• [What to produce]: In the records below, count every line containing "Pulled". Reply with the number only.
begin Records for this task
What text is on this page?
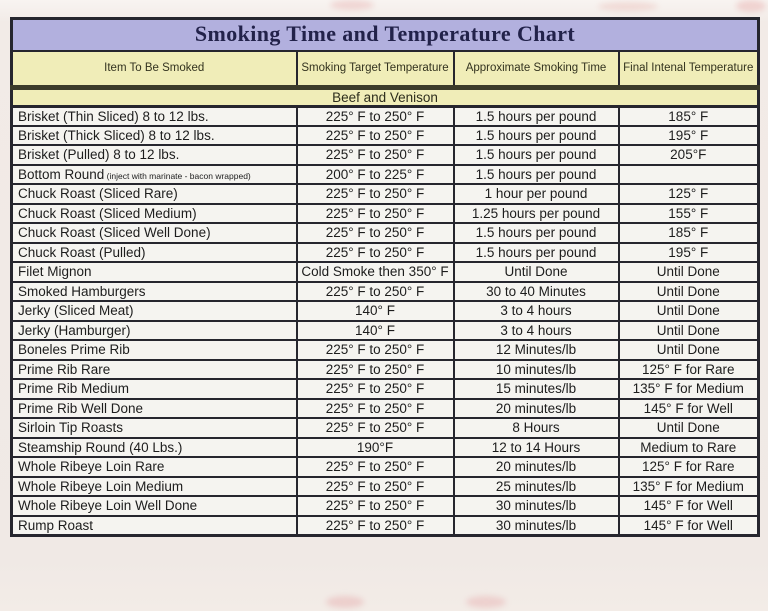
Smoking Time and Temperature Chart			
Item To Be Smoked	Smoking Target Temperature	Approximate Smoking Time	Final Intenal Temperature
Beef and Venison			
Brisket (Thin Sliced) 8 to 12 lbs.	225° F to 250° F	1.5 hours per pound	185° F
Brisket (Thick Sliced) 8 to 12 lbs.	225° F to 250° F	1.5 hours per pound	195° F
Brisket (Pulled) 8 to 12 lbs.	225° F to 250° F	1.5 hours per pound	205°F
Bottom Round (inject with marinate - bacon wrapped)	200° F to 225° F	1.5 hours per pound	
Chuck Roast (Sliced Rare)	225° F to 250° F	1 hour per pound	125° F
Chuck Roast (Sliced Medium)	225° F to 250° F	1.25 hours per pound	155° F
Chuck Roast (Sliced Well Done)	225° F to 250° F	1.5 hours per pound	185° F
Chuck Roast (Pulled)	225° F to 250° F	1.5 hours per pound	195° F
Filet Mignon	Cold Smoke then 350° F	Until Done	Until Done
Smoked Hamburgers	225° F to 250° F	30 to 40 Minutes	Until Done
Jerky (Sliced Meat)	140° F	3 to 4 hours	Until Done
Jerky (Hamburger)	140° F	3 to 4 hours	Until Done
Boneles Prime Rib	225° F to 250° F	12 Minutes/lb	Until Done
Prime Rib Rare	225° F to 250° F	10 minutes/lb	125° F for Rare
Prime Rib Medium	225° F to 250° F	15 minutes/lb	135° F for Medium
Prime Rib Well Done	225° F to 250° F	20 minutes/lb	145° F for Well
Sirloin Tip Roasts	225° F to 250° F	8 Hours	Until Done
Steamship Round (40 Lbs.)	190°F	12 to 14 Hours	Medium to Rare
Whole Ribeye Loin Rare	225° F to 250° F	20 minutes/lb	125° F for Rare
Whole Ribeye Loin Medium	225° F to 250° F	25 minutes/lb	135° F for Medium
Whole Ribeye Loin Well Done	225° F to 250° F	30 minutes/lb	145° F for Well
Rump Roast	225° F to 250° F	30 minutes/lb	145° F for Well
end Records for this task
begin Records for this task
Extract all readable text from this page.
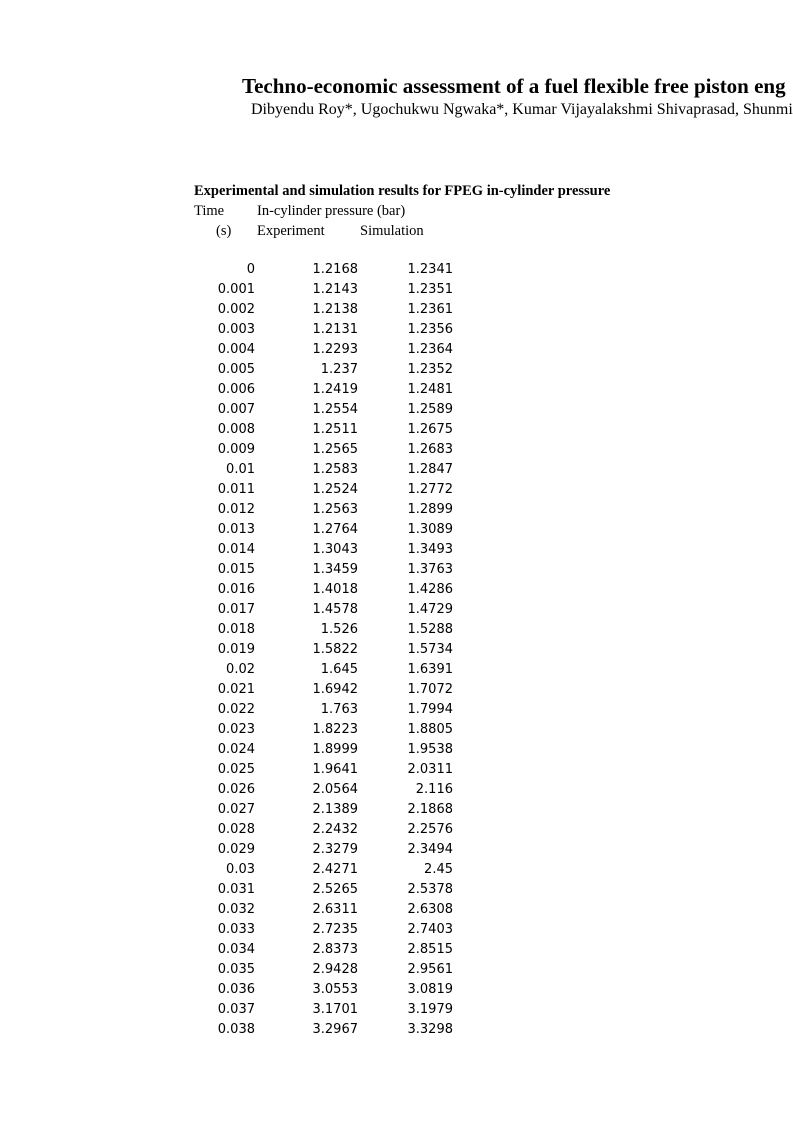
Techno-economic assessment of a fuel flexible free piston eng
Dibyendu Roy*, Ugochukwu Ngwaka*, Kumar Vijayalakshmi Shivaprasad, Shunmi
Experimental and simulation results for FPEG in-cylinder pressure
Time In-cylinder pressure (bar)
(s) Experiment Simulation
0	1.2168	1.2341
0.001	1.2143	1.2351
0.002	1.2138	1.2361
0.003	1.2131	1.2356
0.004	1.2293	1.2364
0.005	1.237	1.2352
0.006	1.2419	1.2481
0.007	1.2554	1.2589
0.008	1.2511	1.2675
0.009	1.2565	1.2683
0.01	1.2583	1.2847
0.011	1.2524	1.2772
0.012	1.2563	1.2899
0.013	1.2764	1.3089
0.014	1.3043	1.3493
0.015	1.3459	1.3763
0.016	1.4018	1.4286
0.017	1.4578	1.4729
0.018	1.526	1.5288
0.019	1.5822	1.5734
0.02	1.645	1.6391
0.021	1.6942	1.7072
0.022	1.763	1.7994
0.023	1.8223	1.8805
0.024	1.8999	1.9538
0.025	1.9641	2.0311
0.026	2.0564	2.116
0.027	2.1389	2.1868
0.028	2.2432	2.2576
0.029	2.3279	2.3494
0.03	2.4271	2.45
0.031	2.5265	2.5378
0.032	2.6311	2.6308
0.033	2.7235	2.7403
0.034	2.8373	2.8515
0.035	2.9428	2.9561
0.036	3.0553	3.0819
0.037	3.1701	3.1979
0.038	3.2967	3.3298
end Records for this task
• [Answer to the problem]: 2